►

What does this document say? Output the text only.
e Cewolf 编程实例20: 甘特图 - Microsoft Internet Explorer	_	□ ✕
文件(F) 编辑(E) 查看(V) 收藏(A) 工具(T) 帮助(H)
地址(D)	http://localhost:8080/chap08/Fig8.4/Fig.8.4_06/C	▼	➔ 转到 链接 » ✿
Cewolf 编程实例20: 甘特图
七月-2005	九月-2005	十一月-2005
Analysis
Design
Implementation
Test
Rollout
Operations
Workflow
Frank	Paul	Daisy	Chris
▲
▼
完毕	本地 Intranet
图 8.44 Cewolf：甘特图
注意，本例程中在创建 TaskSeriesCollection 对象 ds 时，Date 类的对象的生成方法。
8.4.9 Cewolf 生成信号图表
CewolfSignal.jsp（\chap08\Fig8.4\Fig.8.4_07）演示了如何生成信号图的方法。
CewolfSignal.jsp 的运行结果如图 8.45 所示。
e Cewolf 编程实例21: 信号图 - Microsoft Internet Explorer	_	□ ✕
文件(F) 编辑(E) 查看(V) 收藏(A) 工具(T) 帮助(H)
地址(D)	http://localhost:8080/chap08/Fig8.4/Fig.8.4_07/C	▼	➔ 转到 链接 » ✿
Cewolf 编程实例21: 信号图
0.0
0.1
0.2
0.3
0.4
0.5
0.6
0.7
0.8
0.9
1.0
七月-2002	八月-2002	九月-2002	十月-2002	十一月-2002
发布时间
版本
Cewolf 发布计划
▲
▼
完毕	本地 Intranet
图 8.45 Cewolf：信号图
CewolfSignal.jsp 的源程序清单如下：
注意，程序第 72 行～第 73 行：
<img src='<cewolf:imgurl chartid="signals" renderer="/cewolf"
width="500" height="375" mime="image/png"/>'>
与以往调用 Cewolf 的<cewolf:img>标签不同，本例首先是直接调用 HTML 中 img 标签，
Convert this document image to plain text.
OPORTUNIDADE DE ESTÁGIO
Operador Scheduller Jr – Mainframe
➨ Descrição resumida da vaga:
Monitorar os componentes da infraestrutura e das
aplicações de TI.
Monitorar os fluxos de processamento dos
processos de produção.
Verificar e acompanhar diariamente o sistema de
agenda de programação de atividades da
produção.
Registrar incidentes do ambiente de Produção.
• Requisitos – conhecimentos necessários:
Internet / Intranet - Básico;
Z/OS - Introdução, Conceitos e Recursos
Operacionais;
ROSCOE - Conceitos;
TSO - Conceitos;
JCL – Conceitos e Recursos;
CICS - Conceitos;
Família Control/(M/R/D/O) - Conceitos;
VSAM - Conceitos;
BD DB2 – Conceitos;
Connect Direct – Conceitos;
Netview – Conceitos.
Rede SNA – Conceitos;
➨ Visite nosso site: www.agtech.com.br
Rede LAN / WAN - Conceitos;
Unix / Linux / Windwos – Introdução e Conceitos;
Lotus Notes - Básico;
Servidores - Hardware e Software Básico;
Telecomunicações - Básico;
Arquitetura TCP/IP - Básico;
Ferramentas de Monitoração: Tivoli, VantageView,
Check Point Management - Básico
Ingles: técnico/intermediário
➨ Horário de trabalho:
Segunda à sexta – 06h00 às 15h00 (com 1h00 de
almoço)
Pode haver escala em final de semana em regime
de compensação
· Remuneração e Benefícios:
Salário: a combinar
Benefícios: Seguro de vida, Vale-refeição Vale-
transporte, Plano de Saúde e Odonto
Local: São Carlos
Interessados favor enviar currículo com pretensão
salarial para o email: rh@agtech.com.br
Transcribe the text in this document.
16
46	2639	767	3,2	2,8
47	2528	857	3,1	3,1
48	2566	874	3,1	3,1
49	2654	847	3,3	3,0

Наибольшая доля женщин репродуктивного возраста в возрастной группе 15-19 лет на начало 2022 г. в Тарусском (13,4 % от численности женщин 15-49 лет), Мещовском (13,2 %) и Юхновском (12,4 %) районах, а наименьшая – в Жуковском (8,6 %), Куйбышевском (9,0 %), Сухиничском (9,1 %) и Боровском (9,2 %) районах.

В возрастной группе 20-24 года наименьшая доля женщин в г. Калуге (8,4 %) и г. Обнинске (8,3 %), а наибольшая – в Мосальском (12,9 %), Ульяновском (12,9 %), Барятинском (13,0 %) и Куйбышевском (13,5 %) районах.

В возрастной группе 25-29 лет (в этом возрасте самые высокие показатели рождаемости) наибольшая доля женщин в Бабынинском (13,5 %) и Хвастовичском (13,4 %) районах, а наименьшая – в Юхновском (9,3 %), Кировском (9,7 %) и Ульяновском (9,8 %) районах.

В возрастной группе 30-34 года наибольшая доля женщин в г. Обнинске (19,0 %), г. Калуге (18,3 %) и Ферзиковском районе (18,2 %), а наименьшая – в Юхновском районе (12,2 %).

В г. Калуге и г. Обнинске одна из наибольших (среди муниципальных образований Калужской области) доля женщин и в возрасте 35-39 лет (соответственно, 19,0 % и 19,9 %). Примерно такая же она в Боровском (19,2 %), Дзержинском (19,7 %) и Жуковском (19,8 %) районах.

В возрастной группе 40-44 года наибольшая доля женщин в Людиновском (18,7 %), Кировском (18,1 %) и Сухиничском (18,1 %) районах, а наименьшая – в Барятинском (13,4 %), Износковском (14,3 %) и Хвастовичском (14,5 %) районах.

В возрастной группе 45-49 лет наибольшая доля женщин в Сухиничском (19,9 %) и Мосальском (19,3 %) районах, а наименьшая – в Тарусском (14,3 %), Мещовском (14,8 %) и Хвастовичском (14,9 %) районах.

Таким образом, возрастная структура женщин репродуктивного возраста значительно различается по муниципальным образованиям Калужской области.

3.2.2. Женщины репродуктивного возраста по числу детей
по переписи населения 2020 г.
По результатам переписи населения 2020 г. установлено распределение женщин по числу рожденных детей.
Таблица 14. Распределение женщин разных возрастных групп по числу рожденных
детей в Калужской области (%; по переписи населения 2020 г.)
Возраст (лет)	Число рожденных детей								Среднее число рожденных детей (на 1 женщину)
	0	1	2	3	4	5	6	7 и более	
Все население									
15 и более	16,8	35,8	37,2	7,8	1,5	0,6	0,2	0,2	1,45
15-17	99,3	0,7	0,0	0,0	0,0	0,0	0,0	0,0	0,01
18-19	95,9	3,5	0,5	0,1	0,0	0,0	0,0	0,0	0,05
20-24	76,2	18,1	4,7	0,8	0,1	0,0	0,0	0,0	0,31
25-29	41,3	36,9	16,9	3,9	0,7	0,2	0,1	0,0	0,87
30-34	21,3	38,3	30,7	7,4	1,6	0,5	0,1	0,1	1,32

◄

# Task to carry out
State how many lines above contain the string "http", with no other words.

# Response for this exercise
2